Task brief:
Print the records below exactly, starting at the line that contains "Patent image size: (982, 693)." and ending at the line that contains "The rectifying circuit 102 is at (762, 362).", and print only those lines.

Data in this exercise:
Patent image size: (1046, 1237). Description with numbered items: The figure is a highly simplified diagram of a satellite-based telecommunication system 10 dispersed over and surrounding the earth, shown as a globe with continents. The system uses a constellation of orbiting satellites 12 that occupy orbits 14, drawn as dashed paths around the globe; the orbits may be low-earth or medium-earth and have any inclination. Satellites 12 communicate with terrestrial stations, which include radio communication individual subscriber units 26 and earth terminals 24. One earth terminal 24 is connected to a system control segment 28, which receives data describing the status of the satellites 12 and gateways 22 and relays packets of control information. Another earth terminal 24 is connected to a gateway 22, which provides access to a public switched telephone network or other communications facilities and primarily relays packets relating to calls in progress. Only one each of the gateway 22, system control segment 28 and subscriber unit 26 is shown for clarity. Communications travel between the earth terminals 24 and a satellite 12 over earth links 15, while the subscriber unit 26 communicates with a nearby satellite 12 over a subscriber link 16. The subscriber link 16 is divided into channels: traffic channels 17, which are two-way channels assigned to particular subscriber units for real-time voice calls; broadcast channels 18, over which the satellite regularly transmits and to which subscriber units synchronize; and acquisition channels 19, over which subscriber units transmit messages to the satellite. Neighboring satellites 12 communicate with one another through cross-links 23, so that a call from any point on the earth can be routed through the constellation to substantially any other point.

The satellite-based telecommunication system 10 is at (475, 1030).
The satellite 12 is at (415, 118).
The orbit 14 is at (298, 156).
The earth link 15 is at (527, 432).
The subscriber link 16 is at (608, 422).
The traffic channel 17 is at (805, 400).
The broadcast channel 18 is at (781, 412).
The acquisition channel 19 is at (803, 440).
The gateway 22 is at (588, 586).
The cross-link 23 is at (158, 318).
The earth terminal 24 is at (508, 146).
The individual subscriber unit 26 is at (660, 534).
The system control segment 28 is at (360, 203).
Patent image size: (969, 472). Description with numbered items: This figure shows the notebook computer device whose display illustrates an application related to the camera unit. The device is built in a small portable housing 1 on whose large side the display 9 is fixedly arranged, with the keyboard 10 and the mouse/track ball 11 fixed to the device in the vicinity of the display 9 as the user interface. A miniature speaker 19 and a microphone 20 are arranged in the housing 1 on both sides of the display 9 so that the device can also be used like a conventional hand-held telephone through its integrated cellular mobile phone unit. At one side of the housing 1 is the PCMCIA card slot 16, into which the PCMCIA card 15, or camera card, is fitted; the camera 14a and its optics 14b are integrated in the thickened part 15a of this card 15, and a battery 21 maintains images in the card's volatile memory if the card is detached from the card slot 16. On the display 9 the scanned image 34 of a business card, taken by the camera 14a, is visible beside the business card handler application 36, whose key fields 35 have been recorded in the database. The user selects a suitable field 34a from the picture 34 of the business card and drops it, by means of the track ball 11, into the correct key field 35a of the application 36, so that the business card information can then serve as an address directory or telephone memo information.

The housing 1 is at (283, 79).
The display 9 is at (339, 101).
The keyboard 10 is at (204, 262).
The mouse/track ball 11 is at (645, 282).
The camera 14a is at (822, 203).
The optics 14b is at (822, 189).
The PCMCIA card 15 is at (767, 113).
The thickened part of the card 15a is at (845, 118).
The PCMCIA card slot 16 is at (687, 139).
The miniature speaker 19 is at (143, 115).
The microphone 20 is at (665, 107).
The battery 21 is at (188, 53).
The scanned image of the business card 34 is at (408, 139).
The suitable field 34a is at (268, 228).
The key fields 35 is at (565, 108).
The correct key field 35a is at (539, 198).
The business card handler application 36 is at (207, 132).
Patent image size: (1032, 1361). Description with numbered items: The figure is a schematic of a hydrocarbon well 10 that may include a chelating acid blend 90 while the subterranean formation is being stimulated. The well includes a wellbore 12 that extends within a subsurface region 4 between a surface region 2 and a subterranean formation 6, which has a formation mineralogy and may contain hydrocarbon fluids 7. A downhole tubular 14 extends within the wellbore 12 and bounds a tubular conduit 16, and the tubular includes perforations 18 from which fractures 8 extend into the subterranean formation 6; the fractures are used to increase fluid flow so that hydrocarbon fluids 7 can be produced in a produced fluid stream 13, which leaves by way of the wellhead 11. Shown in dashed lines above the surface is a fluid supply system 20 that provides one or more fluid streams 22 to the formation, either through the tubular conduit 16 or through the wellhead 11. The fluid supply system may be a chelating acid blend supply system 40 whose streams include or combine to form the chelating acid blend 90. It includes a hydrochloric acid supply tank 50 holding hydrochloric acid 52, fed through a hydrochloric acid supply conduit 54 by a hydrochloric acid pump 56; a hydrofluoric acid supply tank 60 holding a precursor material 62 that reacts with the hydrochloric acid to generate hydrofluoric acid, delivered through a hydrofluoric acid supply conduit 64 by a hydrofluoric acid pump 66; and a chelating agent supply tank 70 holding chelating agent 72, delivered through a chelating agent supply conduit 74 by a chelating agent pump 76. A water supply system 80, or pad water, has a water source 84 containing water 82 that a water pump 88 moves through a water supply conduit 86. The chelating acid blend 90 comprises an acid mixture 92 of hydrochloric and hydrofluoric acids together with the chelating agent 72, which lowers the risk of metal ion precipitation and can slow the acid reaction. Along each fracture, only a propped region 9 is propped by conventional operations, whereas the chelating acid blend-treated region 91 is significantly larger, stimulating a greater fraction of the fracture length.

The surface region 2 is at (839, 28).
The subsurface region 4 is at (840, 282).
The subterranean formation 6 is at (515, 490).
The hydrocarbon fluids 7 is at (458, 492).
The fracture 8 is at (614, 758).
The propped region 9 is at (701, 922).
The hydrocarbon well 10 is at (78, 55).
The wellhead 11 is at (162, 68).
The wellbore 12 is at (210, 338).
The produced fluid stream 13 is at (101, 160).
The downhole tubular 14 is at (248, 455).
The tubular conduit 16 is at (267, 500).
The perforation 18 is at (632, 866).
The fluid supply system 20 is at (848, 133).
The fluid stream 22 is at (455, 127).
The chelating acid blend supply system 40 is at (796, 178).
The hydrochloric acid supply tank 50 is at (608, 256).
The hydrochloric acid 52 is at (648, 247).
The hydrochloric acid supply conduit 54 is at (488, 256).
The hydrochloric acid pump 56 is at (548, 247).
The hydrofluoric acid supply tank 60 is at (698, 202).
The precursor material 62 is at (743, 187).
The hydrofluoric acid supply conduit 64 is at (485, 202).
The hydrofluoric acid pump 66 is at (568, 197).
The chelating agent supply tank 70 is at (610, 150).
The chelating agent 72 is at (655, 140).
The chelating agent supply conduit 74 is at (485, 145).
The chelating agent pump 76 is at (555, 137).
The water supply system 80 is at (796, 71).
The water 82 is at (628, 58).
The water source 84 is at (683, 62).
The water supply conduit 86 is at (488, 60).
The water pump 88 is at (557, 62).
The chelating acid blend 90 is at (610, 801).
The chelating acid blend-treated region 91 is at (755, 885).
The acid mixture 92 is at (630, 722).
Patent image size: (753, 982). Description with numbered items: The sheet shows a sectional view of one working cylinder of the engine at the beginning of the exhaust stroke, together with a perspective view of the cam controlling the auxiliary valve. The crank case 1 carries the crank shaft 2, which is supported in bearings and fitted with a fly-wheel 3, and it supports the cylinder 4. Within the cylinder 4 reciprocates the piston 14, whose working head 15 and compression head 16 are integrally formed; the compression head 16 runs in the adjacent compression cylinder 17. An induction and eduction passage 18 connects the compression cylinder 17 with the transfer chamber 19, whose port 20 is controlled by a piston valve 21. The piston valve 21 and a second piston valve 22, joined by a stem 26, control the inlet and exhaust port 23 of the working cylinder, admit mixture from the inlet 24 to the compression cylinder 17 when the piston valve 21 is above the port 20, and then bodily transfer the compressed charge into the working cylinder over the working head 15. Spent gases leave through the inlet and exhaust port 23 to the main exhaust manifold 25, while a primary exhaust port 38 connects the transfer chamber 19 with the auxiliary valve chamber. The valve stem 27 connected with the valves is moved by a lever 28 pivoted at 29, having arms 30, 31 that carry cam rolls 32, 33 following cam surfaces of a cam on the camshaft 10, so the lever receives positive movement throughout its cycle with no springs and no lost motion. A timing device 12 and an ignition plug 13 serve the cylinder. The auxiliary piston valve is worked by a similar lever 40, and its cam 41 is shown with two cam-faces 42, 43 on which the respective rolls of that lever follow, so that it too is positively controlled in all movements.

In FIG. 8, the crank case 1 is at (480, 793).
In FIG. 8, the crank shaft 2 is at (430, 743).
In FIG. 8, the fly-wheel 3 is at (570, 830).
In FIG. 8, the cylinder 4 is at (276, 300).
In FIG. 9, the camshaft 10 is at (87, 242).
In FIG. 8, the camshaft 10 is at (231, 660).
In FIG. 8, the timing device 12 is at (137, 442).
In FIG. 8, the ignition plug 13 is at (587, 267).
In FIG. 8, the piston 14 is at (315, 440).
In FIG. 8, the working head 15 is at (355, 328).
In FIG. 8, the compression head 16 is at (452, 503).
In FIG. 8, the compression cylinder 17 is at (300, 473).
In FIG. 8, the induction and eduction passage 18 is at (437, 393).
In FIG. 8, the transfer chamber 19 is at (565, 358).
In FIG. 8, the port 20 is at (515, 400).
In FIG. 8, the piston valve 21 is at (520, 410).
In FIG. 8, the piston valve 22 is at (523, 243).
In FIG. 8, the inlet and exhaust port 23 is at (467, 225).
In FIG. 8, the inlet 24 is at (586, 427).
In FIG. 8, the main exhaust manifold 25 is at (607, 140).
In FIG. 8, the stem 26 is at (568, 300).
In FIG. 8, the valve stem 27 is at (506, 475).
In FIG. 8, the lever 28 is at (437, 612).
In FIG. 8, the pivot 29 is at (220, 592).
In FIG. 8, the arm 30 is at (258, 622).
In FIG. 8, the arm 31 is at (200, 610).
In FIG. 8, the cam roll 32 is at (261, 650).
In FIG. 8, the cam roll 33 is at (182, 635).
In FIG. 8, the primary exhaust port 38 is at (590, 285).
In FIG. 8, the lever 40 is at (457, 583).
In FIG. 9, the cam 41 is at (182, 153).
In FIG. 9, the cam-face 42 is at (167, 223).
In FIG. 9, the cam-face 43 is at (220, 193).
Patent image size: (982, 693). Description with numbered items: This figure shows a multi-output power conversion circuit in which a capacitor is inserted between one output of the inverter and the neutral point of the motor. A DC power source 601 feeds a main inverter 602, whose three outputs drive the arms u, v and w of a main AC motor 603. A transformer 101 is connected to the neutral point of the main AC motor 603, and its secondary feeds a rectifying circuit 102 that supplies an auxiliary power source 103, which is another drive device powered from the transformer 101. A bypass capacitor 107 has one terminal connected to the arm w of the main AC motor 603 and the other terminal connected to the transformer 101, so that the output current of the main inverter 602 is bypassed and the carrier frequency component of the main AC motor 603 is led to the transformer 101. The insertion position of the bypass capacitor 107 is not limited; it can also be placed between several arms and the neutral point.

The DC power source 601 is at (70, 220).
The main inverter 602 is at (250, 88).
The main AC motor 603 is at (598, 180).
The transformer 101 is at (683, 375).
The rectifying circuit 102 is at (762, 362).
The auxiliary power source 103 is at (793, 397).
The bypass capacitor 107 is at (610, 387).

Output below:
Patent image size: (982, 693). Description with numbered items: This figure shows a multi-output power conversion circuit in which a capacitor is inserted between one output of the inverter and the neutral point of the motor. A DC power source 601 feeds a main inverter 602, whose three outputs drive the arms u, v and w of a main AC motor 603. A transformer 101 is connected to the neutral point of the main AC motor 603, and its secondary feeds a rectifying circuit 102 that supplies an auxiliary power source 103, which is another drive device powered from the transformer 101. A bypass capacitor 107 has one terminal connected to the arm w of the main AC motor 603 and the other terminal connected to the transformer 101, so that the output current of the main inverter 602 is bypassed and the carrier frequency component of the main AC motor 603 is led to the transformer 101. The insertion position of the bypass capacitor 107 is not limited; it can also be placed between several arms and the neutral point.

The DC power source 601 is at (70, 220).
The main inverter 602 is at (250, 88).
The main AC motor 603 is at (598, 180).
The transformer 101 is at (683, 375).
The rectifying circuit 102 is at (762, 362).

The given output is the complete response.